Do this — Swap every "spacer" in the lines below for "gap", leaving everything else as it is.

[BEGIN The records]

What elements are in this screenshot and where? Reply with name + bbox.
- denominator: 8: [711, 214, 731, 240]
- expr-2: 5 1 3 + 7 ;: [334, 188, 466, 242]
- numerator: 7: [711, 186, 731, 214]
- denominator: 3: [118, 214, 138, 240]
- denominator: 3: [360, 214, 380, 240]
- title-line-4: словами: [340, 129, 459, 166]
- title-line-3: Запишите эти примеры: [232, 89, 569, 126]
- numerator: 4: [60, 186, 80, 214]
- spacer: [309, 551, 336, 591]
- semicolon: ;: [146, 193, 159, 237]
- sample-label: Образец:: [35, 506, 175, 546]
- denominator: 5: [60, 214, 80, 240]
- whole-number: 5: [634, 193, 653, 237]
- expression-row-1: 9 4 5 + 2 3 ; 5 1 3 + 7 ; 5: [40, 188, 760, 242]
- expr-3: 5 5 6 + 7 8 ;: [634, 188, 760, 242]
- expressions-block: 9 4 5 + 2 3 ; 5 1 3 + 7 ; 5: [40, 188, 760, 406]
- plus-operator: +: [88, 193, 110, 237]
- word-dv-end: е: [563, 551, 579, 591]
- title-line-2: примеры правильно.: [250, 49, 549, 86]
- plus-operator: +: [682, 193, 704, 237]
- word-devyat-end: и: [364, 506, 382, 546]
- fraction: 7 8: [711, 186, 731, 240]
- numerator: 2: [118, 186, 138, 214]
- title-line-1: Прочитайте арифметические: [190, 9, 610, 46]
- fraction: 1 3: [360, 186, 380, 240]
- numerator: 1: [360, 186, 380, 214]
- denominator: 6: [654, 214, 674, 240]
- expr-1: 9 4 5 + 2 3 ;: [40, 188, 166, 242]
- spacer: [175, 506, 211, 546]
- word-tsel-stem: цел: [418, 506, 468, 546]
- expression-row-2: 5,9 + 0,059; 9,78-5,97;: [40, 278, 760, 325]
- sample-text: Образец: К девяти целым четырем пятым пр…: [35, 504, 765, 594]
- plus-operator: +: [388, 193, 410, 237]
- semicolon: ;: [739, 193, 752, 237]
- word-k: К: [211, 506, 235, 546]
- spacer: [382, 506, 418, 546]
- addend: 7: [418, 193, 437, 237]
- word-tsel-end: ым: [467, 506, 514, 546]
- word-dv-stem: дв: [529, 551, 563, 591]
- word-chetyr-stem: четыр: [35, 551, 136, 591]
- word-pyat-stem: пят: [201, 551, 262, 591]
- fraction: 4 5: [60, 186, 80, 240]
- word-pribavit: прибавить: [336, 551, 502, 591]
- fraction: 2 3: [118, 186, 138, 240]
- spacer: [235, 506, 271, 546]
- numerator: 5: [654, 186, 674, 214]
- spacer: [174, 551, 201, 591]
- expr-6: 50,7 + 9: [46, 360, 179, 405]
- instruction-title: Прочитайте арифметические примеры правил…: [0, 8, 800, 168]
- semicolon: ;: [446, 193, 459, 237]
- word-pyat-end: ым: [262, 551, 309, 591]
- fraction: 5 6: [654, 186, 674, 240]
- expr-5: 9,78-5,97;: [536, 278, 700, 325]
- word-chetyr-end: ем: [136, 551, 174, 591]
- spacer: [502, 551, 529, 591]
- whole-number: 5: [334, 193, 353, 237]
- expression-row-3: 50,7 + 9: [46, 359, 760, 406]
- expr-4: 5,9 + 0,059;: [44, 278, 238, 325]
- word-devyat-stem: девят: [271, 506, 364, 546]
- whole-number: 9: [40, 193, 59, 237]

[END The records]

Full output —
What elements are in this screenshot and where? Reply with name + bbox.
- denominator: 8: [711, 214, 731, 240]
- expr-2: 5 1 3 + 7 ;: [334, 188, 466, 242]
- numerator: 7: [711, 186, 731, 214]
- denominator: 3: [118, 214, 138, 240]
- denominator: 3: [360, 214, 380, 240]
- title-line-4: словами: [340, 129, 459, 166]
- title-line-3: Запишите эти примеры: [232, 89, 569, 126]
- numerator: 4: [60, 186, 80, 214]
- gap: [309, 551, 336, 591]
- semicolon: ;: [146, 193, 159, 237]
- sample-label: Образец:: [35, 506, 175, 546]
- denominator: 5: [60, 214, 80, 240]
- whole-number: 5: [634, 193, 653, 237]
- expression-row-1: 9 4 5 + 2 3 ; 5 1 3 + 7 ; 5: [40, 188, 760, 242]
- expr-3: 5 5 6 + 7 8 ;: [634, 188, 760, 242]
- expressions-block: 9 4 5 + 2 3 ; 5 1 3 + 7 ; 5: [40, 188, 760, 406]
- plus-operator: +: [88, 193, 110, 237]
- word-dv-end: е: [563, 551, 579, 591]
- title-line-2: примеры правильно.: [250, 49, 549, 86]
- plus-operator: +: [682, 193, 704, 237]
- word-devyat-end: и: [364, 506, 382, 546]
- fraction: 7 8: [711, 186, 731, 240]
- numerator: 2: [118, 186, 138, 214]
- title-line-1: Прочитайте арифметические: [190, 9, 610, 46]
- fraction: 1 3: [360, 186, 380, 240]
- numerator: 1: [360, 186, 380, 214]
- denominator: 6: [654, 214, 674, 240]
- expr-1: 9 4 5 + 2 3 ;: [40, 188, 166, 242]
- gap: [175, 506, 211, 546]
- word-tsel-stem: цел: [418, 506, 468, 546]
- expression-row-2: 5,9 + 0,059; 9,78-5,97;: [40, 278, 760, 325]
- sample-text: Образец: К девяти целым четырем пятым пр…: [35, 504, 765, 594]
- plus-operator: +: [388, 193, 410, 237]
- semicolon: ;: [739, 193, 752, 237]
- word-k: К: [211, 506, 235, 546]
- gap: [382, 506, 418, 546]
- addend: 7: [418, 193, 437, 237]
- word-tsel-end: ым: [467, 506, 514, 546]
- word-dv-stem: дв: [529, 551, 563, 591]
- word-chetyr-stem: четыр: [35, 551, 136, 591]
- word-pyat-stem: пят: [201, 551, 262, 591]
- fraction: 4 5: [60, 186, 80, 240]
- word-pribavit: прибавить: [336, 551, 502, 591]
- fraction: 2 3: [118, 186, 138, 240]
- gap: [235, 506, 271, 546]
- numerator: 5: [654, 186, 674, 214]
- gap: [174, 551, 201, 591]
- expr-6: 50,7 + 9: [46, 360, 179, 405]
- instruction-title: Прочитайте арифметические примеры правил…: [0, 8, 800, 168]
- semicolon: ;: [446, 193, 459, 237]
- word-pyat-end: ым: [262, 551, 309, 591]
- fraction: 5 6: [654, 186, 674, 240]
- expr-5: 9,78-5,97;: [536, 278, 700, 325]
- word-chetyr-end: ем: [136, 551, 174, 591]
- gap: [502, 551, 529, 591]
- whole-number: 5: [334, 193, 353, 237]
- expression-row-3: 50,7 + 9: [46, 359, 760, 406]
- expr-4: 5,9 + 0,059;: [44, 278, 238, 325]
- word-devyat-stem: девят: [271, 506, 364, 546]
- whole-number: 9: [40, 193, 59, 237]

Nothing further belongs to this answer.